→ Exercise goal
Set down the full listing exactly, character for character.

→ Record set

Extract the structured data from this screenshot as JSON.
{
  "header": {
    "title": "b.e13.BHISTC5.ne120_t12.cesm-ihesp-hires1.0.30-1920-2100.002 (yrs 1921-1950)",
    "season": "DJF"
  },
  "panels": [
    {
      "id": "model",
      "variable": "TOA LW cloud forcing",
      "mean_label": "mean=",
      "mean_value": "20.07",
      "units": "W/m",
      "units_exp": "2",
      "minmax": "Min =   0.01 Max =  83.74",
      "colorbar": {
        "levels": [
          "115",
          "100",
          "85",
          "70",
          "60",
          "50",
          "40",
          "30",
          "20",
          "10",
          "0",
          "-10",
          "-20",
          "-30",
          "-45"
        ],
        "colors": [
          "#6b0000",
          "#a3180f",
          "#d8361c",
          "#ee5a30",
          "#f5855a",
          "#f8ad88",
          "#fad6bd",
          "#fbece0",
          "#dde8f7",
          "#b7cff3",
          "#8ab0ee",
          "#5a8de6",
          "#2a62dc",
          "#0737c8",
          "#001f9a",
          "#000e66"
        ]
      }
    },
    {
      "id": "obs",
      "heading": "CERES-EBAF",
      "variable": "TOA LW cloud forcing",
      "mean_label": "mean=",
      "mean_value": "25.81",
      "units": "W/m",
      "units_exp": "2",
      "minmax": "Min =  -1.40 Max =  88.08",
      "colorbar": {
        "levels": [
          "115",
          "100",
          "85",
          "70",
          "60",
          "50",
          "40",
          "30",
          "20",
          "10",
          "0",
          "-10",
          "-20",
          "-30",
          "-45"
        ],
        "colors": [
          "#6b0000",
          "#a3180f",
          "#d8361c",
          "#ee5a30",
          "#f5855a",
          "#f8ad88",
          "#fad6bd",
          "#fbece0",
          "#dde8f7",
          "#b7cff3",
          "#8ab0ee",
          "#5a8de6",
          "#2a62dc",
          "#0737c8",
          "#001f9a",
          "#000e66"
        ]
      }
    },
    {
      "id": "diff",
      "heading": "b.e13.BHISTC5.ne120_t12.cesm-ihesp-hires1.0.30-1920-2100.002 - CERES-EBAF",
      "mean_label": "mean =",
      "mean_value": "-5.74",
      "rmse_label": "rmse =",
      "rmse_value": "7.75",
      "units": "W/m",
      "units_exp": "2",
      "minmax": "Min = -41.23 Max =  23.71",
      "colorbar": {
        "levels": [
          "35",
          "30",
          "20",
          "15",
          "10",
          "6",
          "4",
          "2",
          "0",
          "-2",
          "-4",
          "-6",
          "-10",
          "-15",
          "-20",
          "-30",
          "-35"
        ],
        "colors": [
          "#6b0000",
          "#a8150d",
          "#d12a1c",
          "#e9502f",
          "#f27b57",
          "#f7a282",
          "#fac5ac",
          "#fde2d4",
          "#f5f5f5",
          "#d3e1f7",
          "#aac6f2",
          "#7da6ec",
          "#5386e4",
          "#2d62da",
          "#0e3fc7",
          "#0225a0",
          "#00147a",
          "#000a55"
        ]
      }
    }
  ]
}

→ Answer
Extract the structured data from this screenshot as JSON.
{
  "header": {
    "title": "b.e13.BHISTC5.ne120_t12.cesm-ihesp-hires1.0.30-1920-2100.002 (yrs 1921-1950)",
    "season": "DJF"
  },
  "panels": [
    {
      "id": "model",
      "variable": "TOA LW cloud forcing",
      "mean_label": "mean=",
      "mean_value": "20.07",
      "units": "W/m",
      "units_exp": "2",
      "minmax": "Min =   0.01 Max =  83.74",
      "colorbar": {
        "levels": [
          "115",
          "100",
          "85",
          "70",
          "60",
          "50",
          "40",
          "30",
          "20",
          "10",
          "0",
          "-10",
          "-20",
          "-30",
          "-45"
        ],
        "colors": [
          "#6b0000",
          "#a3180f",
          "#d8361c",
          "#ee5a30",
          "#f5855a",
          "#f8ad88",
          "#fad6bd",
          "#fbece0",
          "#dde8f7",
          "#b7cff3",
          "#8ab0ee",
          "#5a8de6",
          "#2a62dc",
          "#0737c8",
          "#001f9a",
          "#000e66"
        ]
      }
    },
    {
      "id": "obs",
      "heading": "CERES-EBAF",
      "variable": "TOA LW cloud forcing",
      "mean_label": "mean=",
      "mean_value": "25.81",
      "units": "W/m",
      "units_exp": "2",
      "minmax": "Min =  -1.40 Max =  88.08",
      "colorbar": {
        "levels": [
          "115",
          "100",
          "85",
          "70",
          "60",
          "50",
          "40",
          "30",
          "20",
          "10",
          "0",
          "-10",
          "-20",
          "-30",
          "-45"
        ],
        "colors": [
          "#6b0000",
          "#a3180f",
          "#d8361c",
          "#ee5a30",
          "#f5855a",
          "#f8ad88",
          "#fad6bd",
          "#fbece0",
          "#dde8f7",
          "#b7cff3",
          "#8ab0ee",
          "#5a8de6",
          "#2a62dc",
          "#0737c8",
          "#001f9a",
          "#000e66"
        ]
      }
    },
    {
      "id": "diff",
      "heading": "b.e13.BHISTC5.ne120_t12.cesm-ihesp-hires1.0.30-1920-2100.002 - CERES-EBAF",
      "mean_label": "mean =",
      "mean_value": "-5.74",
      "rmse_label": "rmse =",
      "rmse_value": "7.75",
      "units": "W/m",
      "units_exp": "2",
      "minmax": "Min = -41.23 Max =  23.71",
      "colorbar": {
        "levels": [
          "35",
          "30",
          "20",
          "15",
          "10",
          "6",
          "4",
          "2",
          "0",
          "-2",
          "-4",
          "-6",
          "-10",
          "-15",
          "-20",
          "-30",
          "-35"
        ],
        "colors": [
          "#6b0000",
          "#a8150d",
          "#d12a1c",
          "#e9502f",
          "#f27b57",
          "#f7a282",
          "#fac5ac",
          "#fde2d4",
          "#f5f5f5",
          "#d3e1f7",
          "#aac6f2",
          "#7da6ec",
          "#5386e4",
          "#2d62da",
          "#0e3fc7",
          "#0225a0",
          "#00147a",
          "#000a55"
        ]
      }
    }
  ]
}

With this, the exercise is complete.